• _Exercise goal_
Every record must be written out once more, with nothing added or omitted.

- - - - -

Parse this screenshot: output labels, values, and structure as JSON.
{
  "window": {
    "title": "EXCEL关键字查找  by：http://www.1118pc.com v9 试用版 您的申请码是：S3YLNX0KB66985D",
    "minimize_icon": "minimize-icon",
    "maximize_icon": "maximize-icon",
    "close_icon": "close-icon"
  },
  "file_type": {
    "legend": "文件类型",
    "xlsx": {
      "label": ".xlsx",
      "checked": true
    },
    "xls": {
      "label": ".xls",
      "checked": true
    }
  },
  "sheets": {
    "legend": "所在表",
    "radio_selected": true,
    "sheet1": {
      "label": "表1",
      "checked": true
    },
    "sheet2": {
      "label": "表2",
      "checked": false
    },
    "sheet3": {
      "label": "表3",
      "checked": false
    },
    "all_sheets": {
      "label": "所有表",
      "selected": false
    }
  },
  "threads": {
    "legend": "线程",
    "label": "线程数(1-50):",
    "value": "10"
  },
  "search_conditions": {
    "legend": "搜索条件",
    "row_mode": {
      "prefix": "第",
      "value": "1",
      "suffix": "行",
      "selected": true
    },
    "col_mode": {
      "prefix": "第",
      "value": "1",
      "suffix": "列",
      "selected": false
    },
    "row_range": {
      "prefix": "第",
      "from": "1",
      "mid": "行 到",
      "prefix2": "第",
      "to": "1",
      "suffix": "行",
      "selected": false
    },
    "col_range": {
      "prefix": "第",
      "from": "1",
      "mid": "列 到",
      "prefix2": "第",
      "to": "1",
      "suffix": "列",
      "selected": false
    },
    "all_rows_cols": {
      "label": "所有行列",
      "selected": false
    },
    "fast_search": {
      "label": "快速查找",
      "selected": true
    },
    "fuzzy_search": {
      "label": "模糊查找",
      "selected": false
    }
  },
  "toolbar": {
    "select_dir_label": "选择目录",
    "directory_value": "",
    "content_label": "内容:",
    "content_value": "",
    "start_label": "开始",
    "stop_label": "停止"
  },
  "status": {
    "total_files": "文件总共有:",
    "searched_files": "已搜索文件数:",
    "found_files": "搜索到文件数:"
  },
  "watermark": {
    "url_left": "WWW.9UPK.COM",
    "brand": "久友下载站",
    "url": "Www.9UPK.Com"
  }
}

- - - - -

• _Written answer_
Parse this screenshot: output labels, values, and structure as JSON.
{
  "window": {
    "title": "EXCEL关键字查找  by：http://www.1118pc.com v9 试用版 您的申请码是：S3YLNX0KB66985D",
    "minimize_icon": "minimize-icon",
    "maximize_icon": "maximize-icon",
    "close_icon": "close-icon"
  },
  "file_type": {
    "legend": "文件类型",
    "xlsx": {
      "label": ".xlsx",
      "checked": true
    },
    "xls": {
      "label": ".xls",
      "checked": true
    }
  },
  "sheets": {
    "legend": "所在表",
    "radio_selected": true,
    "sheet1": {
      "label": "表1",
      "checked": true
    },
    "sheet2": {
      "label": "表2",
      "checked": false
    },
    "sheet3": {
      "label": "表3",
      "checked": false
    },
    "all_sheets": {
      "label": "所有表",
      "selected": false
    }
  },
  "threads": {
    "legend": "线程",
    "label": "线程数(1-50):",
    "value": "10"
  },
  "search_conditions": {
    "legend": "搜索条件",
    "row_mode": {
      "prefix": "第",
      "value": "1",
      "suffix": "行",
      "selected": true
    },
    "col_mode": {
      "prefix": "第",
      "value": "1",
      "suffix": "列",
      "selected": false
    },
    "row_range": {
      "prefix": "第",
      "from": "1",
      "mid": "行 到",
      "prefix2": "第",
      "to": "1",
      "suffix": "行",
      "selected": false
    },
    "col_range": {
      "prefix": "第",
      "from": "1",
      "mid": "列 到",
      "prefix2": "第",
      "to": "1",
      "suffix": "列",
      "selected": false
    },
    "all_rows_cols": {
      "label": "所有行列",
      "selected": false
    },
    "fast_search": {
      "label": "快速查找",
      "selected": true
    },
    "fuzzy_search": {
      "label": "模糊查找",
      "selected": false
    }
  },
  "toolbar": {
    "select_dir_label": "选择目录",
    "directory_value": "",
    "content_label": "内容:",
    "content_value": "",
    "start_label": "开始",
    "stop_label": "停止"
  },
  "status": {
    "total_files": "文件总共有:",
    "searched_files": "已搜索文件数:",
    "found_files": "搜索到文件数:"
  },
  "watermark": {
    "url_left": "WWW.9UPK.COM",
    "brand": "久友下载站",
    "url": "Www.9UPK.Com"
  }
}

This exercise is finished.